Single out the lines of the material that contain "plain" and copy them.

(Data entries)
------------------------------------------------------------
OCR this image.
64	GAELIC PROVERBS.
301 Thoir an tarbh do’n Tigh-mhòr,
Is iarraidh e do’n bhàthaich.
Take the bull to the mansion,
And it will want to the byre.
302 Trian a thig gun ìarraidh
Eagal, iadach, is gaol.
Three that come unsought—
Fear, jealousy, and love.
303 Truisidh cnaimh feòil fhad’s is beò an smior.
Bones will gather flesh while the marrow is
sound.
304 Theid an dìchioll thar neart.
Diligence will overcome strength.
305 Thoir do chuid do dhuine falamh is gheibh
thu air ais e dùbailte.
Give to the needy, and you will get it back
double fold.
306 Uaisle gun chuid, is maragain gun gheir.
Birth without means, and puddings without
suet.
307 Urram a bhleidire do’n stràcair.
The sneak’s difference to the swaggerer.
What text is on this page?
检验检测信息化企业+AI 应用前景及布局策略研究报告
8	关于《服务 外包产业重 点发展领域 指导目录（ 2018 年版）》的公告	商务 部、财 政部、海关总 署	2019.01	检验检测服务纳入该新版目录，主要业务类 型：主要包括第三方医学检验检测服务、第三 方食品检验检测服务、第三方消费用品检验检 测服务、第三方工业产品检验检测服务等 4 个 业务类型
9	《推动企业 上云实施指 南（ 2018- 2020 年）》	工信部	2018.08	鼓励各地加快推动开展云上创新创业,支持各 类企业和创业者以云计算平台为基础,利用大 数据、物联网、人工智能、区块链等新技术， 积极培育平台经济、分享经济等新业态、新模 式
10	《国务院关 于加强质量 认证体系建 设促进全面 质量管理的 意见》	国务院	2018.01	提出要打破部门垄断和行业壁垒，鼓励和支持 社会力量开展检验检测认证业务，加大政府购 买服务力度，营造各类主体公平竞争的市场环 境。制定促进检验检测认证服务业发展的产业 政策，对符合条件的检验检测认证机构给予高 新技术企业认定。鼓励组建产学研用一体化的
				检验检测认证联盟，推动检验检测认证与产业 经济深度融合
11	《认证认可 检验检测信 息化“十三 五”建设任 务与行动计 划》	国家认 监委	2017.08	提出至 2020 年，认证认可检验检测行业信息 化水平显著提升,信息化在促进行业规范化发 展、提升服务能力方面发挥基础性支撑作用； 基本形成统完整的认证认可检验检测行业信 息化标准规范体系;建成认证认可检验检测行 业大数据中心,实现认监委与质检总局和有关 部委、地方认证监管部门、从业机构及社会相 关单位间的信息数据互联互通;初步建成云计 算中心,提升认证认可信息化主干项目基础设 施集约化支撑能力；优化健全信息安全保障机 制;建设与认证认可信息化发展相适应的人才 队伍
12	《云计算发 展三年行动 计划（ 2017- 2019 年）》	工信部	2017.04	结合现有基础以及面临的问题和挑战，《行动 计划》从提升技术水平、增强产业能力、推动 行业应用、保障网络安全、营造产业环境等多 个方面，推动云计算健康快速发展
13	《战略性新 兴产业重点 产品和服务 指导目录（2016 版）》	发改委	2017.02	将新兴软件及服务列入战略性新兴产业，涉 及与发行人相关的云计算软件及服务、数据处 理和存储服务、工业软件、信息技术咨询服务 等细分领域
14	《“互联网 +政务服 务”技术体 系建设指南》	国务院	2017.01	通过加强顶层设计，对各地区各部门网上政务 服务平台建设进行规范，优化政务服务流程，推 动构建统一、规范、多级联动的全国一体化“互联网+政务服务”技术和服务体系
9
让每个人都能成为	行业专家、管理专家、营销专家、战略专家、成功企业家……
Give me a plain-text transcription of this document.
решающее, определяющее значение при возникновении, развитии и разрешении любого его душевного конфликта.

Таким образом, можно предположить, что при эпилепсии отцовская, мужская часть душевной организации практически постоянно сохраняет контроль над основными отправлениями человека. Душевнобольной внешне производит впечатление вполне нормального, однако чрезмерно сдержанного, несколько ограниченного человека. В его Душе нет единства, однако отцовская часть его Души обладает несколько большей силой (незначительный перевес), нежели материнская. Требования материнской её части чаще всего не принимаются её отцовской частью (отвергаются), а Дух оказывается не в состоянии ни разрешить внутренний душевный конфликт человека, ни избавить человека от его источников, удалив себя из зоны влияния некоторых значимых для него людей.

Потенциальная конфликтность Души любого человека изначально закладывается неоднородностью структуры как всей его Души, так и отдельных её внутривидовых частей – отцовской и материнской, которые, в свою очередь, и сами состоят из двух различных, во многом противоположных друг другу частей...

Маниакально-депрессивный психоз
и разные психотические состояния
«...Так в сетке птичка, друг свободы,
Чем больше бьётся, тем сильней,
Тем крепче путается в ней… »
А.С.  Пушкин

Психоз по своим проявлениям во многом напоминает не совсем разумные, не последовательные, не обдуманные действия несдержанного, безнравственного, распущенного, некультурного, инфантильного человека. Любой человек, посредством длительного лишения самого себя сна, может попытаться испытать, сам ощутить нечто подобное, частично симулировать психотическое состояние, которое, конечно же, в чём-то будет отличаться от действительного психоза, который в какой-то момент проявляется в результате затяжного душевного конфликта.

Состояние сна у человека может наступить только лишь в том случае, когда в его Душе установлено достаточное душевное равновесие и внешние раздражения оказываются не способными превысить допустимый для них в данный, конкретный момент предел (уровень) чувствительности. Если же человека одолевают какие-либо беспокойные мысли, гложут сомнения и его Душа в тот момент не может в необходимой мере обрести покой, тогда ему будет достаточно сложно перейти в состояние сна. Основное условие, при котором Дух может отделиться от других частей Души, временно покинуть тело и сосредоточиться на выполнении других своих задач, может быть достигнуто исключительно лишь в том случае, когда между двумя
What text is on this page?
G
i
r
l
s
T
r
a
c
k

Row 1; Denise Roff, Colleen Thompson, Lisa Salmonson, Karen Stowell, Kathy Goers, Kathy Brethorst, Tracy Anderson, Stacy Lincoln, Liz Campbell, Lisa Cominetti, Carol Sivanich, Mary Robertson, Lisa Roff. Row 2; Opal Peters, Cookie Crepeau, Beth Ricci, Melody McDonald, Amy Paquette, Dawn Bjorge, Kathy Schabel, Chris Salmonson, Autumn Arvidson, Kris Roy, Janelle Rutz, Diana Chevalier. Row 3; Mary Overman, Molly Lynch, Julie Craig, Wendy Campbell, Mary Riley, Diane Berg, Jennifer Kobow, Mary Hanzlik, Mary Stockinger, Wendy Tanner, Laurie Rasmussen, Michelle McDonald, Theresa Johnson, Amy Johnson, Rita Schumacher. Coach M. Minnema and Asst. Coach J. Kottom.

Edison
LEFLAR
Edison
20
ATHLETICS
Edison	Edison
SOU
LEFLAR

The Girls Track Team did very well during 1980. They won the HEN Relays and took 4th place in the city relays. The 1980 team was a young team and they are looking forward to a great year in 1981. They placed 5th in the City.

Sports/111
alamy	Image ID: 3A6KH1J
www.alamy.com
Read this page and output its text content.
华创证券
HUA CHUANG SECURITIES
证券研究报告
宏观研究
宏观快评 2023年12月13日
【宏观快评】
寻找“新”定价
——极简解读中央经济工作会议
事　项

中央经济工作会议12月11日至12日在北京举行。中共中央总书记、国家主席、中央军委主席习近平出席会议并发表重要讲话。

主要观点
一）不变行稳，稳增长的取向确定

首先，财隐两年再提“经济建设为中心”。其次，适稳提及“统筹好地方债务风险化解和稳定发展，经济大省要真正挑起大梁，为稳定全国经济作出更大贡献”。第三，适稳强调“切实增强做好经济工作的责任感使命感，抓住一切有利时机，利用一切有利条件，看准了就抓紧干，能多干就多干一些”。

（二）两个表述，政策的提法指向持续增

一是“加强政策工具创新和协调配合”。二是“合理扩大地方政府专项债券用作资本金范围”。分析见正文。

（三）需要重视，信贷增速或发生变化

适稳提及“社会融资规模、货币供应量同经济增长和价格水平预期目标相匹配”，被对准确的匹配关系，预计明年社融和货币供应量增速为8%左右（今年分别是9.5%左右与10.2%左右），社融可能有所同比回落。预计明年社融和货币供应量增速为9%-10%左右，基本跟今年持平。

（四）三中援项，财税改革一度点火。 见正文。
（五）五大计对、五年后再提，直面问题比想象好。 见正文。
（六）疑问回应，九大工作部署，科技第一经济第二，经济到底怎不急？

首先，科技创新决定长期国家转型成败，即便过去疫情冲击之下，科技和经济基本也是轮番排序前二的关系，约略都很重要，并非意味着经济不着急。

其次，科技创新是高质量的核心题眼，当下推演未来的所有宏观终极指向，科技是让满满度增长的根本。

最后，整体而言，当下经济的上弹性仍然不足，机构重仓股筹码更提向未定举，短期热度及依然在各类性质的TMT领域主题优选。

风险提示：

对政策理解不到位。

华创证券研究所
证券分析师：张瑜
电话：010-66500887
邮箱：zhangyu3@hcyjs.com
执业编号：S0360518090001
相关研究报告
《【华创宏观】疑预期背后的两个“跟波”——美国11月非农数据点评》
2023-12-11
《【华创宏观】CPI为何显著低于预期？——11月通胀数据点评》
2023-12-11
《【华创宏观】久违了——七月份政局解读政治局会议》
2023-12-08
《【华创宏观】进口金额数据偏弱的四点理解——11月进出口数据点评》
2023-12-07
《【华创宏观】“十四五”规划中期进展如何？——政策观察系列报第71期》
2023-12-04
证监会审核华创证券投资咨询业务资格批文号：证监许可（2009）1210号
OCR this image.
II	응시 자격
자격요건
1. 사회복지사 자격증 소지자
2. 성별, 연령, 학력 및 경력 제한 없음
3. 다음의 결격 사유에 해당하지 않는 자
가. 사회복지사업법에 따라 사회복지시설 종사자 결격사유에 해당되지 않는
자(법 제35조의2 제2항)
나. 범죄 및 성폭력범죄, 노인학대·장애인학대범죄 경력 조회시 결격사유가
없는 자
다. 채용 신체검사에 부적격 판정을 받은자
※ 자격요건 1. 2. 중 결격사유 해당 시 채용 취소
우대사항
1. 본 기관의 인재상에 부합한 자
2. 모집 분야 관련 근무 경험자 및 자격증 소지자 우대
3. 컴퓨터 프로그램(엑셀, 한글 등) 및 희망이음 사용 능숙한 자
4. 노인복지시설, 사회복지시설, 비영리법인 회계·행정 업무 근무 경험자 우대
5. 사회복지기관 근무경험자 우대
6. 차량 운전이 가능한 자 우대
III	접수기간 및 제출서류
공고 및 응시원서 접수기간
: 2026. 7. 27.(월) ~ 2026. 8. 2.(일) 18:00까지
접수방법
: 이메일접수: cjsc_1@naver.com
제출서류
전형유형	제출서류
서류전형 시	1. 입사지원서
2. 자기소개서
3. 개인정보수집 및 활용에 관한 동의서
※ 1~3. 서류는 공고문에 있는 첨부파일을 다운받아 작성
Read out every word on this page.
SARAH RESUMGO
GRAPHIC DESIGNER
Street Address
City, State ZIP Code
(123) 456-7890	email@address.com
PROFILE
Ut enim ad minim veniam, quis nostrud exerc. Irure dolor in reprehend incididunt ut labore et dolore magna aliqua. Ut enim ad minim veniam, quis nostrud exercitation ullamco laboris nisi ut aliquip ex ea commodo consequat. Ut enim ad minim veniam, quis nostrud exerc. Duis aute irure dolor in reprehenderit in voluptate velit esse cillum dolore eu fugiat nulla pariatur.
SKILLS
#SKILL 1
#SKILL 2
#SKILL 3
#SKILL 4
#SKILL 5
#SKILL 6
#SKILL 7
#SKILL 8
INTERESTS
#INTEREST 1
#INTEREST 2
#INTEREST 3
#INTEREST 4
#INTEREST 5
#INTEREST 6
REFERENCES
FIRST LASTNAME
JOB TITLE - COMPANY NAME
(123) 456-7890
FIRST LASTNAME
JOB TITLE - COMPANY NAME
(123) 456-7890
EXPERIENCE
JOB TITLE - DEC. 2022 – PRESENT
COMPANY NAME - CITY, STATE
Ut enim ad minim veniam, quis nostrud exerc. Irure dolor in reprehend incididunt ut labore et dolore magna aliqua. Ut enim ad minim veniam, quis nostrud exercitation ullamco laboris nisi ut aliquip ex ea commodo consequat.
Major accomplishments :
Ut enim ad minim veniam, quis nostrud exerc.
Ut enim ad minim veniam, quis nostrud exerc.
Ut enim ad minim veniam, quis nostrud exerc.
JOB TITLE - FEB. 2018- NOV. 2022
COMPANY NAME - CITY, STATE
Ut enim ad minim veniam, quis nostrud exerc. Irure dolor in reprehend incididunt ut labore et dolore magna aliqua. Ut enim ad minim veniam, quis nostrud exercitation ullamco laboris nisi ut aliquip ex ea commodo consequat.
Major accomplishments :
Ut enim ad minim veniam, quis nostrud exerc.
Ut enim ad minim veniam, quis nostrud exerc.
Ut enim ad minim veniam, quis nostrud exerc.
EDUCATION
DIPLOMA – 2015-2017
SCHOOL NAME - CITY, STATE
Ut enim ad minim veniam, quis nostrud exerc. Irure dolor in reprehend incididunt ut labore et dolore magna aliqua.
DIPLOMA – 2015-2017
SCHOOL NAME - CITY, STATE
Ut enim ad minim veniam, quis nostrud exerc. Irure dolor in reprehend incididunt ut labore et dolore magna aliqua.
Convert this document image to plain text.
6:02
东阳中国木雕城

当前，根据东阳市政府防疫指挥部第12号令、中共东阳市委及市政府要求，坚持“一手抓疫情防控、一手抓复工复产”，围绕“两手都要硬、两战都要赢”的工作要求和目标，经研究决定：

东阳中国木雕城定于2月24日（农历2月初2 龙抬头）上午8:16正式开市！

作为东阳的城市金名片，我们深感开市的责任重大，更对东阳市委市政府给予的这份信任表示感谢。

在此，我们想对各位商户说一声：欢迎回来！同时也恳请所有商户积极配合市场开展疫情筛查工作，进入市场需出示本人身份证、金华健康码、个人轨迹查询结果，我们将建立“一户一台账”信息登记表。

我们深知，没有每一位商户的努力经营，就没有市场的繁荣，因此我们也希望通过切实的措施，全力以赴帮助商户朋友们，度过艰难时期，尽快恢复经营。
------------------------------------------------------------
• _Exercise answer_:
Give me a plain-text transcription of this document.
Convert this document image to plain text.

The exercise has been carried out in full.